▼

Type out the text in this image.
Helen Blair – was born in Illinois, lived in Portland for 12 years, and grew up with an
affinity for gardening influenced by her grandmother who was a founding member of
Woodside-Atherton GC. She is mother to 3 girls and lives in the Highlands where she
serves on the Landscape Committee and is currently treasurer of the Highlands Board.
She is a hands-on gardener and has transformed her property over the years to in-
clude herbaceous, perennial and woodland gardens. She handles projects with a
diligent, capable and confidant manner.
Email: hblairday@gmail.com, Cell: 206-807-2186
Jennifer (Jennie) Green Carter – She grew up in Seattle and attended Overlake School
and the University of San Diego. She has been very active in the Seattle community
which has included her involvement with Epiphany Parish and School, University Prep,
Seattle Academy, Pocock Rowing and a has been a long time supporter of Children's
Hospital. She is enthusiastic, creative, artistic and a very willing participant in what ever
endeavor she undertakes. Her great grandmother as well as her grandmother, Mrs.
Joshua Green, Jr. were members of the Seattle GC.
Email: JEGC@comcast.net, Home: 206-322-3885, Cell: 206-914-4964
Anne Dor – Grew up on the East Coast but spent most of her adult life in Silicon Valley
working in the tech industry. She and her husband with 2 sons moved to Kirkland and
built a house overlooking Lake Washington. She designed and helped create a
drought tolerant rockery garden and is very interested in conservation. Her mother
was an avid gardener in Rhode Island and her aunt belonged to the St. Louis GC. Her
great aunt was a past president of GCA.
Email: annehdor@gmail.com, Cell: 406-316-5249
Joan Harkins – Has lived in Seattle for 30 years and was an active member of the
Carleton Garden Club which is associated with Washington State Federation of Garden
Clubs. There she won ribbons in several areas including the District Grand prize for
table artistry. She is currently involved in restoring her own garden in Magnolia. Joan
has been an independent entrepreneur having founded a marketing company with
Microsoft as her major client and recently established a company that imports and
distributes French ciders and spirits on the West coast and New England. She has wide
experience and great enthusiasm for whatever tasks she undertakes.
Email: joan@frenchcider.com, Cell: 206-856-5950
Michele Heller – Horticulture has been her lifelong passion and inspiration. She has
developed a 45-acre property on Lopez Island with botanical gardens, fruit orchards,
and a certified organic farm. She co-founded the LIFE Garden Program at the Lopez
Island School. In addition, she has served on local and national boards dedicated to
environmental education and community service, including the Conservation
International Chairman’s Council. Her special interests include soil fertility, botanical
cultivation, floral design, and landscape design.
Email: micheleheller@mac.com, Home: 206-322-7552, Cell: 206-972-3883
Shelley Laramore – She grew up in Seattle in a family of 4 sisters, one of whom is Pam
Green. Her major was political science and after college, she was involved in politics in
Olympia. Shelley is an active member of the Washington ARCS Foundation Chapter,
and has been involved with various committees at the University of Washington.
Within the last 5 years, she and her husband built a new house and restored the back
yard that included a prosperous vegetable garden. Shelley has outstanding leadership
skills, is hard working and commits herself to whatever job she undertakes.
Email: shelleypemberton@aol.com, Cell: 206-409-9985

▲

Description of the task: Return the whole listing exactly, with every line included.

Worked answer:
Type out the text in this image.
Helen Blair – was born in Illinois, lived in Portland for 12 years, and grew up with an
affinity for gardening influenced by her grandmother who was a founding member of
Woodside-Atherton GC. She is mother to 3 girls and lives in the Highlands where she
serves on the Landscape Committee and is currently treasurer of the Highlands Board.
She is a hands-on gardener and has transformed her property over the years to in-
clude herbaceous, perennial and woodland gardens. She handles projects with a
diligent, capable and confidant manner.
Email: hblairday@gmail.com, Cell: 206-807-2186
Jennifer (Jennie) Green Carter – She grew up in Seattle and attended Overlake School
and the University of San Diego. She has been very active in the Seattle community
which has included her involvement with Epiphany Parish and School, University Prep,
Seattle Academy, Pocock Rowing and a has been a long time supporter of Children's
Hospital. She is enthusiastic, creative, artistic and a very willing participant in what ever
endeavor she undertakes. Her great grandmother as well as her grandmother, Mrs.
Joshua Green, Jr. were members of the Seattle GC.
Email: JEGC@comcast.net, Home: 206-322-3885, Cell: 206-914-4964
Anne Dor – Grew up on the East Coast but spent most of her adult life in Silicon Valley
working in the tech industry. She and her husband with 2 sons moved to Kirkland and
built a house overlooking Lake Washington. She designed and helped create a
drought tolerant rockery garden and is very interested in conservation. Her mother
was an avid gardener in Rhode Island and her aunt belonged to the St. Louis GC. Her
great aunt was a past president of GCA.
Email: annehdor@gmail.com, Cell: 406-316-5249
Joan Harkins – Has lived in Seattle for 30 years and was an active member of the
Carleton Garden Club which is associated with Washington State Federation of Garden
Clubs. There she won ribbons in several areas including the District Grand prize for
table artistry. She is currently involved in restoring her own garden in Magnolia. Joan
has been an independent entrepreneur having founded a marketing company with
Microsoft as her major client and recently established a company that imports and
distributes French ciders and spirits on the West coast and New England. She has wide
experience and great enthusiasm for whatever tasks she undertakes.
Email: joan@frenchcider.com, Cell: 206-856-5950
Michele Heller – Horticulture has been her lifelong passion and inspiration. She has
developed a 45-acre property on Lopez Island with botanical gardens, fruit orchards,
and a certified organic farm. She co-founded the LIFE Garden Program at the Lopez
Island School. In addition, she has served on local and national boards dedicated to
environmental education and community service, including the Conservation
International Chairman’s Council. Her special interests include soil fertility, botanical
cultivation, floral design, and landscape design.
Email: micheleheller@mac.com, Home: 206-322-7552, Cell: 206-972-3883
Shelley Laramore – She grew up in Seattle in a family of 4 sisters, one of whom is Pam
Green. Her major was political science and after college, she was involved in politics in
Olympia. Shelley is an active member of the Washington ARCS Foundation Chapter,
and has been involved with various committees at the University of Washington.
Within the last 5 years, she and her husband built a new house and restored the back
yard that included a prosperous vegetable garden. Shelley has outstanding leadership
skills, is hard working and commits herself to whatever job she undertakes.
Email: shelleypemberton@aol.com, Cell: 206-409-9985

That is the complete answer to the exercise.